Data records
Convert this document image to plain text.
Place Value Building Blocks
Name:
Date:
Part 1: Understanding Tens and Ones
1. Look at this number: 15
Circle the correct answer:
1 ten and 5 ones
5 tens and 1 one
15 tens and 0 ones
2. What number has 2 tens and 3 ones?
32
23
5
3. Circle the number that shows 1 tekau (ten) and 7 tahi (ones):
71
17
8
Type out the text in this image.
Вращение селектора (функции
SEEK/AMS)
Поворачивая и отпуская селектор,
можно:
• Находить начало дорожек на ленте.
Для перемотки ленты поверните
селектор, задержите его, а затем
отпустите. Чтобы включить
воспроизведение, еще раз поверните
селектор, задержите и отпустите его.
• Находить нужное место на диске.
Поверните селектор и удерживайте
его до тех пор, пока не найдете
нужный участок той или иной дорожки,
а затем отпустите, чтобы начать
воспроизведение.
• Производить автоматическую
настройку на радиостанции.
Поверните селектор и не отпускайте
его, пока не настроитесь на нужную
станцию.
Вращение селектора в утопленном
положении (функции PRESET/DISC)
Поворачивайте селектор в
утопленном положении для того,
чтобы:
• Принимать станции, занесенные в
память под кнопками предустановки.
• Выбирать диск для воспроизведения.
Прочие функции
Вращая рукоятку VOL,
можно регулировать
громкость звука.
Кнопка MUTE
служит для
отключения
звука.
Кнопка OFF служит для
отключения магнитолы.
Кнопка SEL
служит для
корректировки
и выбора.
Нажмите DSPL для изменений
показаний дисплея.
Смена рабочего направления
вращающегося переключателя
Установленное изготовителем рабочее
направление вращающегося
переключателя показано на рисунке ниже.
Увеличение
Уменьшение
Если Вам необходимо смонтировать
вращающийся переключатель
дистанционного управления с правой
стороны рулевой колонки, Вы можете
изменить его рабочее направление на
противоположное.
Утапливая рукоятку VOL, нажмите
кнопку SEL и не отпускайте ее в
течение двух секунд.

Set problem: Each line above must be printed exactly as it appears.

Worked solution:
Convert this document image to plain text.
Place Value Building Blocks
Name:
Date:
Part 1: Understanding Tens and Ones
1. Look at this number: 15
Circle the correct answer:
1 ten and 5 ones
5 tens and 1 one
15 tens and 0 ones
2. What number has 2 tens and 3 ones?
32
23
5
3. Circle the number that shows 1 tekau (ten) and 7 tahi (ones):
71
17
8
Type out the text in this image.
Вращение селектора (функции
SEEK/AMS)
Поворачивая и отпуская селектор,
можно:
• Находить начало дорожек на ленте.
Для перемотки ленты поверните
селектор, задержите его, а затем
отпустите. Чтобы включить
воспроизведение, еще раз поверните
селектор, задержите и отпустите его.
• Находить нужное место на диске.
Поверните селектор и удерживайте
его до тех пор, пока не найдете
нужный участок той или иной дорожки,
а затем отпустите, чтобы начать
воспроизведение.
• Производить автоматическую
настройку на радиостанции.
Поверните селектор и не отпускайте
его, пока не настроитесь на нужную
станцию.
Вращение селектора в утопленном
положении (функции PRESET/DISC)
Поворачивайте селектор в
утопленном положении для того,
чтобы:
• Принимать станции, занесенные в
память под кнопками предустановки.
• Выбирать диск для воспроизведения.
Прочие функции
Вращая рукоятку VOL,
можно регулировать
громкость звука.
Кнопка MUTE
служит для
отключения
звука.
Кнопка OFF служит для
отключения магнитолы.
Кнопка SEL
служит для
корректировки
и выбора.
Нажмите DSPL для изменений
показаний дисплея.
Смена рабочего направления
вращающегося переключателя
Установленное изготовителем рабочее
направление вращающегося
переключателя показано на рисунке ниже.
Увеличение
Уменьшение
Если Вам необходимо смонтировать
вращающийся переключатель
дистанционного управления с правой
стороны рулевой колонки, Вы можете
изменить его рабочее направление на
противоположное.
Утапливая рукоятку VOL, нажмите
кнопку SEL и не отпускайте ее в
течение двух секунд.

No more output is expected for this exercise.